# start of Rows

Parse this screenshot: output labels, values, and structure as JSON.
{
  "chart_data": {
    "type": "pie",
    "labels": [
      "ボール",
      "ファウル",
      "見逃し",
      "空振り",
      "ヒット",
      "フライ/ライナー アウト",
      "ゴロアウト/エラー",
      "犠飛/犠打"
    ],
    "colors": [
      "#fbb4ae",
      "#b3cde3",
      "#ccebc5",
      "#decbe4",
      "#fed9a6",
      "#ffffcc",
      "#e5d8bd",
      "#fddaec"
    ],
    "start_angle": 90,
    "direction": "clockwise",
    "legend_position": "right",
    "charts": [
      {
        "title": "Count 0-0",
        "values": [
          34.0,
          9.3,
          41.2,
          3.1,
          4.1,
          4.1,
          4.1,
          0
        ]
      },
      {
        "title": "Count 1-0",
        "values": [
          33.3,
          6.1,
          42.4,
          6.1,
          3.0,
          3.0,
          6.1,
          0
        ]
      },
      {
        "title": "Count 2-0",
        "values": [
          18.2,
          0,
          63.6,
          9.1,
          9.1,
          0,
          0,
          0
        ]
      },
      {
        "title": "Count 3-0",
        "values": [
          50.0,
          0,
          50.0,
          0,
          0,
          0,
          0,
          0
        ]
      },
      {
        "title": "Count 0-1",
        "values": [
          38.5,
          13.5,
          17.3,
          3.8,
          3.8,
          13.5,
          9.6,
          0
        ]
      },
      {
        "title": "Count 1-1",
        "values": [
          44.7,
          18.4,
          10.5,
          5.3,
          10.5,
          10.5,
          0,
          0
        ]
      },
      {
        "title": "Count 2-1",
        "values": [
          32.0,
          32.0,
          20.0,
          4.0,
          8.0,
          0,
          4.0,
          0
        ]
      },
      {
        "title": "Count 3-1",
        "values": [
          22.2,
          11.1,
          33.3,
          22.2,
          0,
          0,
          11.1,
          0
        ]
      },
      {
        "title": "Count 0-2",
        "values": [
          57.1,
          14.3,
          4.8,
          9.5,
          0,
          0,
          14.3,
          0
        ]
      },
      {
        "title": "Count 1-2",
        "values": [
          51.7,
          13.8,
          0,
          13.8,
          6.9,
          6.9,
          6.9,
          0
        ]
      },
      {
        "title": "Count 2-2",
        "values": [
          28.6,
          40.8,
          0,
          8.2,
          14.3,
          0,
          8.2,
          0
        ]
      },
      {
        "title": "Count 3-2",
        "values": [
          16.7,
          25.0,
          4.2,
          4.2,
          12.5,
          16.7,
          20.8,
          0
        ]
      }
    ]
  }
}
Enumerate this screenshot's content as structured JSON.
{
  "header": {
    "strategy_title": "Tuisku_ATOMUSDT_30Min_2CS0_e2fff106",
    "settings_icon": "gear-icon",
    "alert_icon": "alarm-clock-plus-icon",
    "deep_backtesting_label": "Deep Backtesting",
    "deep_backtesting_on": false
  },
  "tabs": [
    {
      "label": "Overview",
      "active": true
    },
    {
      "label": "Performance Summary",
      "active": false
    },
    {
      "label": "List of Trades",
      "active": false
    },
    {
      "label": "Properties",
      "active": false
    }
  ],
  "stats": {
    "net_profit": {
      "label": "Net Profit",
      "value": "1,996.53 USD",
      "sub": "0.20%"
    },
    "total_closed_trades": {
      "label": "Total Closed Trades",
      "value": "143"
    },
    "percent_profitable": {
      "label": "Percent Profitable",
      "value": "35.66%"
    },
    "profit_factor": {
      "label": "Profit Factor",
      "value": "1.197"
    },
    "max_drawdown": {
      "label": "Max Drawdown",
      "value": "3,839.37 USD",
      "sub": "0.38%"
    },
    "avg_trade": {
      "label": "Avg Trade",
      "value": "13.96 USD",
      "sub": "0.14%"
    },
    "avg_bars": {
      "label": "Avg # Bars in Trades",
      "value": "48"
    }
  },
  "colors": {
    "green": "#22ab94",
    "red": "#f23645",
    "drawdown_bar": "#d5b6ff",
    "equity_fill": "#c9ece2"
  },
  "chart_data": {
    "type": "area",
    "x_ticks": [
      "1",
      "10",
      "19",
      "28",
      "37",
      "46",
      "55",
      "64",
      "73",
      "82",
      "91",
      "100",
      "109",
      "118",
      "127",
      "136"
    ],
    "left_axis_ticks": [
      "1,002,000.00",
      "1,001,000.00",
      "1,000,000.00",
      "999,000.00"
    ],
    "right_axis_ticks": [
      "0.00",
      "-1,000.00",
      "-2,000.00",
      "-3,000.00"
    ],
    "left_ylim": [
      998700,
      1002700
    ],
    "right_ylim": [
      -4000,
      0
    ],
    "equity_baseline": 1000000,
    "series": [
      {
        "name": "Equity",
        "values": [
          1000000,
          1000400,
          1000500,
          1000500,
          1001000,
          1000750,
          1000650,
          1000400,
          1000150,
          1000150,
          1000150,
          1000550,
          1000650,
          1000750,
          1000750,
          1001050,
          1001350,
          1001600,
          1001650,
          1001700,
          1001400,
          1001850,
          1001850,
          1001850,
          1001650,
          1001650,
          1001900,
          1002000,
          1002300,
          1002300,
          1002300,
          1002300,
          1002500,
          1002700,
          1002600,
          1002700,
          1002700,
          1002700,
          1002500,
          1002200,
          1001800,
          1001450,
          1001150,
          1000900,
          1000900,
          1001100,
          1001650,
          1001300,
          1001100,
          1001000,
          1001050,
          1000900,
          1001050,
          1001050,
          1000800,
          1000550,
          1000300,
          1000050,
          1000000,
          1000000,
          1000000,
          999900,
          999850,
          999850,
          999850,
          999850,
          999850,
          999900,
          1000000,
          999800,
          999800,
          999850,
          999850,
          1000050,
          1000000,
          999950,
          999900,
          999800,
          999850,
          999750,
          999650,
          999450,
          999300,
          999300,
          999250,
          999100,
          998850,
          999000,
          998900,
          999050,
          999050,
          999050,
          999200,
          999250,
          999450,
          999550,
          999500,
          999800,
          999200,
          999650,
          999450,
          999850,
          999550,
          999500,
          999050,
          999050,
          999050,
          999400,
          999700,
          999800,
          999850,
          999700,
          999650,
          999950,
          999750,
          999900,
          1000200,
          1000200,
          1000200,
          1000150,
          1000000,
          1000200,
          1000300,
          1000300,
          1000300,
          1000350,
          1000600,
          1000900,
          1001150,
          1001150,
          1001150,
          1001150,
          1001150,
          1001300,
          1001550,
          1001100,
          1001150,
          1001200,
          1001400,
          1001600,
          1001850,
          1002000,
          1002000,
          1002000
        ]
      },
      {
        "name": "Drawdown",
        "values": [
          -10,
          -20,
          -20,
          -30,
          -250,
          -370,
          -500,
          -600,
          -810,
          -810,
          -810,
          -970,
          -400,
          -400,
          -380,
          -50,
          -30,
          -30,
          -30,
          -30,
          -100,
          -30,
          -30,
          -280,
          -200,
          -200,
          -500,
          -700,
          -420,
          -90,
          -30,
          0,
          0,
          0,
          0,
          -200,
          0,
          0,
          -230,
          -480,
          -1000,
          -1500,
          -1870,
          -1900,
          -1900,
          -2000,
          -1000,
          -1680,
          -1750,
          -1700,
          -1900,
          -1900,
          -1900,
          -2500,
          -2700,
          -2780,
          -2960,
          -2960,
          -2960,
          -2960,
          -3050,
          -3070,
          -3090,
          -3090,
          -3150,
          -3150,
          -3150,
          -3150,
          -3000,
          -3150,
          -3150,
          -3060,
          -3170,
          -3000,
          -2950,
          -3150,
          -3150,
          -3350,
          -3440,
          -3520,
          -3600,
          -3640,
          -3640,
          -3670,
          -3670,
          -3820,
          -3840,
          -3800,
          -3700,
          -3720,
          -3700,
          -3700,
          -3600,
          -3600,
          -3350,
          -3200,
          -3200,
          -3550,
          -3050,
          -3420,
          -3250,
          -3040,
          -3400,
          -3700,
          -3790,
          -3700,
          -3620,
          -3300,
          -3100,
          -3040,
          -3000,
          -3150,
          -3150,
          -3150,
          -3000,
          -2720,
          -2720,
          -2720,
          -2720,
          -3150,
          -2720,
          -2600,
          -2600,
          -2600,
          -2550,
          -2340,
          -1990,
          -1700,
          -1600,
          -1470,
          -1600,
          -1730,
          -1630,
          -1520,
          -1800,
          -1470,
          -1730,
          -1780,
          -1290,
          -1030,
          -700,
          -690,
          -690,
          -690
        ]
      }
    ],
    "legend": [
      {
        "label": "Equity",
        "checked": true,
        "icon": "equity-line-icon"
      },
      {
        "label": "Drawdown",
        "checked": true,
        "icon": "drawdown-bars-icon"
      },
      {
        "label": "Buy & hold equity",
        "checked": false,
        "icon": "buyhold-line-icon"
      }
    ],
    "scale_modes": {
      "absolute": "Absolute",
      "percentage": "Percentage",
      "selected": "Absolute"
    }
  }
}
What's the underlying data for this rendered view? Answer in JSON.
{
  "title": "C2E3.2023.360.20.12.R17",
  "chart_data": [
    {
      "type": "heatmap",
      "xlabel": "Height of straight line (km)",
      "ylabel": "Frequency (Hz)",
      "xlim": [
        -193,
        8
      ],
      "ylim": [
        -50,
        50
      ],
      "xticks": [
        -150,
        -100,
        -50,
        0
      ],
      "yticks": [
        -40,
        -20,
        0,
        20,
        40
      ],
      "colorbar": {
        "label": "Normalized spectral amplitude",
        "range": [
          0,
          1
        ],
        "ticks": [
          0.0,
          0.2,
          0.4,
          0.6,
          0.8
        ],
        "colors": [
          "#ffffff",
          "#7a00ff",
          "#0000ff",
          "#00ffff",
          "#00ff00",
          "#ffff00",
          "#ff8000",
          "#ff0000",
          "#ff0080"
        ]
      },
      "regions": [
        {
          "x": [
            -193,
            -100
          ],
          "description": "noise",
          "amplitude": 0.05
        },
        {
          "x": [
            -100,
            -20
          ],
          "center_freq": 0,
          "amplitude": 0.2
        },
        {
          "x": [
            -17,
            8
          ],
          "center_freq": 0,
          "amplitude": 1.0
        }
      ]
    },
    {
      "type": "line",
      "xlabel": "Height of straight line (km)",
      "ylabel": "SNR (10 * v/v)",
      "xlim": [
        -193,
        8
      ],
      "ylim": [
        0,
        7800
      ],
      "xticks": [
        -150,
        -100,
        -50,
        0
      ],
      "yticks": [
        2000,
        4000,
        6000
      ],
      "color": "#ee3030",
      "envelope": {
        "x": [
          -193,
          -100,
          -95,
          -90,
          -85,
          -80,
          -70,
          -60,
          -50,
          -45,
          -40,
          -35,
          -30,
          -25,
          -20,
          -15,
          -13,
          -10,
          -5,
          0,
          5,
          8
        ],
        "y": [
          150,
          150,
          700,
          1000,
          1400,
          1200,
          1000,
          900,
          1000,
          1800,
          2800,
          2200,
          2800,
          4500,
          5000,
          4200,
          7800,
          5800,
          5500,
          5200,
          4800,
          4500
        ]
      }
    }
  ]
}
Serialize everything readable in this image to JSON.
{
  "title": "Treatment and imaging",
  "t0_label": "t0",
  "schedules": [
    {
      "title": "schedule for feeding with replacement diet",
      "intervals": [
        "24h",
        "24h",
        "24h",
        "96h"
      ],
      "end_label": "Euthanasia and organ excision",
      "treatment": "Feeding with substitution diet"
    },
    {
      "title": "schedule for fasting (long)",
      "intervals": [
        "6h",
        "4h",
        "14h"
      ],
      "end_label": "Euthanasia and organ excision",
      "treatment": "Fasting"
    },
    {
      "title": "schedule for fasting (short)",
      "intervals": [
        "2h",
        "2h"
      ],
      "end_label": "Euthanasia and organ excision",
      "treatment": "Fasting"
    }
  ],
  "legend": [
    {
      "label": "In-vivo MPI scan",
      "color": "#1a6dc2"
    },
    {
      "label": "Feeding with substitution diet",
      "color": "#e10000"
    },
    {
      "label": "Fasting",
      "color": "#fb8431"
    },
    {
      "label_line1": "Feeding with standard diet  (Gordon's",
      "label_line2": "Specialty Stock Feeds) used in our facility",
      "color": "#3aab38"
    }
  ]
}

# end of Rows

### Description of the task:
Identify every line holding the word "this" and copy it out.

### Response:
Parse this screenshot: output labels, values, and structure as JSON.
Enumerate this screenshot's content as structured JSON.
What's the underlying data for this rendered view? Answer in JSON.
Serialize everything readable in this image to JSON.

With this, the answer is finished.